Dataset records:
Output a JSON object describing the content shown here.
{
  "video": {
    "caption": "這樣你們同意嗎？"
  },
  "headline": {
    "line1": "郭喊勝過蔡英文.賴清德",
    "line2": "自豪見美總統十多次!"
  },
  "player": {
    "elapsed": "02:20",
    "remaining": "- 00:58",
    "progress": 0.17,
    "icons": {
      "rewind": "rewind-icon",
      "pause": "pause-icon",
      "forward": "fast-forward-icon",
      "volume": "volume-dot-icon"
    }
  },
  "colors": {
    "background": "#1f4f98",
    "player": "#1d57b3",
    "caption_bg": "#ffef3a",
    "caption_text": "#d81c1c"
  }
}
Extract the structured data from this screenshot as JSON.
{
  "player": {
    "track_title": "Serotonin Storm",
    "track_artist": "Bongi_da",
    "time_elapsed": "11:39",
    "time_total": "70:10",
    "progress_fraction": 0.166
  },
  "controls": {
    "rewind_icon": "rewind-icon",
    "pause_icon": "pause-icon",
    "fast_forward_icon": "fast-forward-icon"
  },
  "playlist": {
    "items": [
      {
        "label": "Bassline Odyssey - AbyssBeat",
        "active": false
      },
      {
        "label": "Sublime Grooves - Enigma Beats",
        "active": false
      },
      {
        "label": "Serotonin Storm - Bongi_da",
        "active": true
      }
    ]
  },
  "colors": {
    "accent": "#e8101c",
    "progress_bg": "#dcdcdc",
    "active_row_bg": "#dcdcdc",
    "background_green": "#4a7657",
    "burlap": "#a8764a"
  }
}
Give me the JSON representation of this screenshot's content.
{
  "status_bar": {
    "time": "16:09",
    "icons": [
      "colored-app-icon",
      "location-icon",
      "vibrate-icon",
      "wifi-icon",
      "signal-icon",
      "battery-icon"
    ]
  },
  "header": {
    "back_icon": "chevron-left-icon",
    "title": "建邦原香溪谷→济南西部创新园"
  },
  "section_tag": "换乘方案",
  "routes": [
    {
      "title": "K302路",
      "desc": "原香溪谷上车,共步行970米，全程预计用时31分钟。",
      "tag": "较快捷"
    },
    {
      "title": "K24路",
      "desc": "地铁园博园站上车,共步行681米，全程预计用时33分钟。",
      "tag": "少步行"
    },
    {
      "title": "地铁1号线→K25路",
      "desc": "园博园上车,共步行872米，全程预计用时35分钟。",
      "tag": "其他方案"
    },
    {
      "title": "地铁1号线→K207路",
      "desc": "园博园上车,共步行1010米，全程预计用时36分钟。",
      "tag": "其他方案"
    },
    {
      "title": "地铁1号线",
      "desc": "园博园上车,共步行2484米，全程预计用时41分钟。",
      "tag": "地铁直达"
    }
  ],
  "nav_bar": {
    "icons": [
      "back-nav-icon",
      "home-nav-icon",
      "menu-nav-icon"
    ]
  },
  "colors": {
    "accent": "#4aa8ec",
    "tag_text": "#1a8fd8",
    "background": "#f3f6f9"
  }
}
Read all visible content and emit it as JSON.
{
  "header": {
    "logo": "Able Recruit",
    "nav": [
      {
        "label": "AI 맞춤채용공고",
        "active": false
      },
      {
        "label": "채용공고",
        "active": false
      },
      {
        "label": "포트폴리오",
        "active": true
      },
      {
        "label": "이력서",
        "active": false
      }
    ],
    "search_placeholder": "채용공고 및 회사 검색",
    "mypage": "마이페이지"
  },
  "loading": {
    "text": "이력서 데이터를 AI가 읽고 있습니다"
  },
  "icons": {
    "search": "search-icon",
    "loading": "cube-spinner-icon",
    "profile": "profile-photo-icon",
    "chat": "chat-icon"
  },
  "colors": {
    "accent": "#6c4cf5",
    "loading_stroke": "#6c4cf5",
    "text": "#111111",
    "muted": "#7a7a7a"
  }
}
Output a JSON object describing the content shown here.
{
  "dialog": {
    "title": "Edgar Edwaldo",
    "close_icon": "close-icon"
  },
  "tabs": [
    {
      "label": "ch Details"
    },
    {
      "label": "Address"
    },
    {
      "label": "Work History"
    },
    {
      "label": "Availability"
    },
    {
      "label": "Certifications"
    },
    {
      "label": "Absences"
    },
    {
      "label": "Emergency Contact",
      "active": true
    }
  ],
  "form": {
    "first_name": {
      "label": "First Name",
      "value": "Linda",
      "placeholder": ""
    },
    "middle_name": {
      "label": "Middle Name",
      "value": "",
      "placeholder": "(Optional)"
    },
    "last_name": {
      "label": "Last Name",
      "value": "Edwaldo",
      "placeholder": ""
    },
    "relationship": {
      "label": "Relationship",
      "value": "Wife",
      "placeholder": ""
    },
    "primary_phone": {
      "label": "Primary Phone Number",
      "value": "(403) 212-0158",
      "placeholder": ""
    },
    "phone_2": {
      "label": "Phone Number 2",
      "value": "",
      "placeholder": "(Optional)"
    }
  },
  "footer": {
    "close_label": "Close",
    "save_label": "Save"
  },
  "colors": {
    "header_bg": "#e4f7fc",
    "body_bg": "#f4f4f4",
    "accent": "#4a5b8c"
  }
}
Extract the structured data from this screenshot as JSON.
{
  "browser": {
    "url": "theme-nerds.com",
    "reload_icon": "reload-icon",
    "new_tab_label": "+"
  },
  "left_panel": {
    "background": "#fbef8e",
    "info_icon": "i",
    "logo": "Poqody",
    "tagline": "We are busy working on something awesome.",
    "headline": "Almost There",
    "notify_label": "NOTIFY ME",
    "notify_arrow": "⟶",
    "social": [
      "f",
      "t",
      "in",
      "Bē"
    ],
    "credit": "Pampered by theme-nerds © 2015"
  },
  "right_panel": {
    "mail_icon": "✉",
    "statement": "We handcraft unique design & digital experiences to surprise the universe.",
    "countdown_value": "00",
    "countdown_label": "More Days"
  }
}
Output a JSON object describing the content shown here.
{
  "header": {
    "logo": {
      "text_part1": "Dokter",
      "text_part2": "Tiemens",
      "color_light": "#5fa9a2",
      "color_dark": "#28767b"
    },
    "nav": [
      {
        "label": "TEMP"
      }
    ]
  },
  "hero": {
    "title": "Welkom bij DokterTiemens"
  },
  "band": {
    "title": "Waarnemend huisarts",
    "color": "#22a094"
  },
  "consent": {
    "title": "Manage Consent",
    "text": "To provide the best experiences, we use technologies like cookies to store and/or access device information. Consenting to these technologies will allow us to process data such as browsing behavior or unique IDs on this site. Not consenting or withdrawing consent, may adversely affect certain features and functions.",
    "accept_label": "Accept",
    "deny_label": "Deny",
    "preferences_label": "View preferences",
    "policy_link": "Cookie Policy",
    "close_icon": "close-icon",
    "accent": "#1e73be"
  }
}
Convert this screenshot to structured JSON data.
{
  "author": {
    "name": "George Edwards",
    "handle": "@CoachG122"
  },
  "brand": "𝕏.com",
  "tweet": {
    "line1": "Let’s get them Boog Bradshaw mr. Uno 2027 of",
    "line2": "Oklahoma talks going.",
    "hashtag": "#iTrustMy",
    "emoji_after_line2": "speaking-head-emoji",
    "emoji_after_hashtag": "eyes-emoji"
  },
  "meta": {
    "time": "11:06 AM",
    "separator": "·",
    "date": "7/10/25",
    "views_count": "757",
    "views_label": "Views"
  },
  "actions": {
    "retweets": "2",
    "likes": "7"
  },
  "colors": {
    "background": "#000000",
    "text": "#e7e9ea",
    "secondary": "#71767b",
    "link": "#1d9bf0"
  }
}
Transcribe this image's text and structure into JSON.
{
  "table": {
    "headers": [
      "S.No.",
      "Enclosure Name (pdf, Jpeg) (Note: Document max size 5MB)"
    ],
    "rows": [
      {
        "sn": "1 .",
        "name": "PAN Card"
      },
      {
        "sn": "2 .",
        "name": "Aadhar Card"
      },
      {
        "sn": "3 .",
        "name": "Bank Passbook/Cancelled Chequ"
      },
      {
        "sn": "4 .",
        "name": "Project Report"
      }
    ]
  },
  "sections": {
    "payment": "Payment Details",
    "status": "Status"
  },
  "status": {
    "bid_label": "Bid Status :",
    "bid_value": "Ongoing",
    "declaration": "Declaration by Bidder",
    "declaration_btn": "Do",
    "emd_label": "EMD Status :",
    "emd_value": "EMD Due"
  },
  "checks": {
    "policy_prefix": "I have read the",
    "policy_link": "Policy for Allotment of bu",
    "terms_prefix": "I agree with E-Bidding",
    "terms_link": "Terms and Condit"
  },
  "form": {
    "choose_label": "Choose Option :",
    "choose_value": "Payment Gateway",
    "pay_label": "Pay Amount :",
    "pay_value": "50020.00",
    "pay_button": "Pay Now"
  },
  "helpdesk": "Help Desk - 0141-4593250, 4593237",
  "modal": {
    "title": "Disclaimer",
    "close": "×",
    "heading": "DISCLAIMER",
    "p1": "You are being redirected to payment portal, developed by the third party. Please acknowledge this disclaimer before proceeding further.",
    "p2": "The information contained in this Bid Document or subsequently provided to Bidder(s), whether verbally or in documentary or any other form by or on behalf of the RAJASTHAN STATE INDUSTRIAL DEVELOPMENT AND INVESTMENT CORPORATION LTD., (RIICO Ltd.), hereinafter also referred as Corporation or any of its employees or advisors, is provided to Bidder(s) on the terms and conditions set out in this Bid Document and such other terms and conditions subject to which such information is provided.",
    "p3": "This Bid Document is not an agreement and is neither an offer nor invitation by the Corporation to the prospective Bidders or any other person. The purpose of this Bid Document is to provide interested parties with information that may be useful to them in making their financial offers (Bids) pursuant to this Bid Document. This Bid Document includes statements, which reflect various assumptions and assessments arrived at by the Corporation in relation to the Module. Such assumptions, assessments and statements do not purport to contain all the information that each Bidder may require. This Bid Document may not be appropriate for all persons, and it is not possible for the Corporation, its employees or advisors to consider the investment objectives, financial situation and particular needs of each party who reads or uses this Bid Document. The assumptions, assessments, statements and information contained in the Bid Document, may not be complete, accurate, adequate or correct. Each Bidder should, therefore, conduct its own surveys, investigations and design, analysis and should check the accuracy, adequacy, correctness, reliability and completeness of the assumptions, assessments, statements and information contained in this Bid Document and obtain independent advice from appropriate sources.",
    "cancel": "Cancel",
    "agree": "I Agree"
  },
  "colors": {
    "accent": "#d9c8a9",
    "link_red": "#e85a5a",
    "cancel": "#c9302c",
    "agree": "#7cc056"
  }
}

WHAT IS REQUIRED >> Look through the data and show every line containing "fast".

SOLVED PROBLEM >>
      "forward": "fast-forward-icon",
    "fast_forward_icon": "fast-forward-icon"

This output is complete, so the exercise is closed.